WHAT YOU HAVE TO DO: In the listing below, locate the lines that hold the string "JSON". Copy those lines.
[BEGIN GIVEN ENTRIES]
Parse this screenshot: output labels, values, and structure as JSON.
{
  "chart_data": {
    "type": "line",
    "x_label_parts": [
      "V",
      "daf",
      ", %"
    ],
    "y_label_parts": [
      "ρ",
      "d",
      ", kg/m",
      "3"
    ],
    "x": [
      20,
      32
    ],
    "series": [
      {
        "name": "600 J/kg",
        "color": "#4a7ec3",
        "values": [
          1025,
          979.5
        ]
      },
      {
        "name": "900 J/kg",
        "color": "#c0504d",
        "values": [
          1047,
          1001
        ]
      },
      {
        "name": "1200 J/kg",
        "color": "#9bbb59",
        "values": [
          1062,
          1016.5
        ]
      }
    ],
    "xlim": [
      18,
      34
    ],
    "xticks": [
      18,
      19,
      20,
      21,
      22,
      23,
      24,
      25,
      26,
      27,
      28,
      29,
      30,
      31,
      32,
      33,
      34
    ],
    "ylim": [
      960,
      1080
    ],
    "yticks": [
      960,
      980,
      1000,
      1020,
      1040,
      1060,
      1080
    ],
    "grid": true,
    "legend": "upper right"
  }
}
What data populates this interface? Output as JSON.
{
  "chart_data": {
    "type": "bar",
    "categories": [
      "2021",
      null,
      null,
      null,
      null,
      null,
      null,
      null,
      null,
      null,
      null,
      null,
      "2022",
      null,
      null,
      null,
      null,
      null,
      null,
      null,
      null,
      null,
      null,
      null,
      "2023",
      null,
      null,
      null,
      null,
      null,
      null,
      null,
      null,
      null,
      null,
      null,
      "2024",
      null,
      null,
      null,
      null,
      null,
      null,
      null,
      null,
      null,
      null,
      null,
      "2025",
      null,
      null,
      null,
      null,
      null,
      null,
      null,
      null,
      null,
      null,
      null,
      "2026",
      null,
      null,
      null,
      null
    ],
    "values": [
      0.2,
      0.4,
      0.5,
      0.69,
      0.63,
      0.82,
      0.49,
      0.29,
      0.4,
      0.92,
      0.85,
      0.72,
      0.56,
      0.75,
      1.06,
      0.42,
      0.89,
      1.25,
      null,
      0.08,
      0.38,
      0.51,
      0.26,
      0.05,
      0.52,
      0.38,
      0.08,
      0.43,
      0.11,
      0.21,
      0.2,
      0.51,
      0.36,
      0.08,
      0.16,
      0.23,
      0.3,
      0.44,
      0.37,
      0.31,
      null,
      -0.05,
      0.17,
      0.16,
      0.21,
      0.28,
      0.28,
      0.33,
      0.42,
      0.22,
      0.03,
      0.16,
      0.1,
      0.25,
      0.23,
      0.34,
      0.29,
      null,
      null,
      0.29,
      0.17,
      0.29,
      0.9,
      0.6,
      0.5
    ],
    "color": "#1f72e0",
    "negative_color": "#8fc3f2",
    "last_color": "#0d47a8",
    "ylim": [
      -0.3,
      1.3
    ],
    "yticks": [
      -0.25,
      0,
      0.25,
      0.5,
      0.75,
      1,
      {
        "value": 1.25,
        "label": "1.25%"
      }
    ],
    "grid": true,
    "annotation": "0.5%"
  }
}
[END GIVEN ENTRIES]
FINAL RESULT:
Parse this screenshot: output labels, values, and structure as JSON.
What data populates this interface? Output as JSON.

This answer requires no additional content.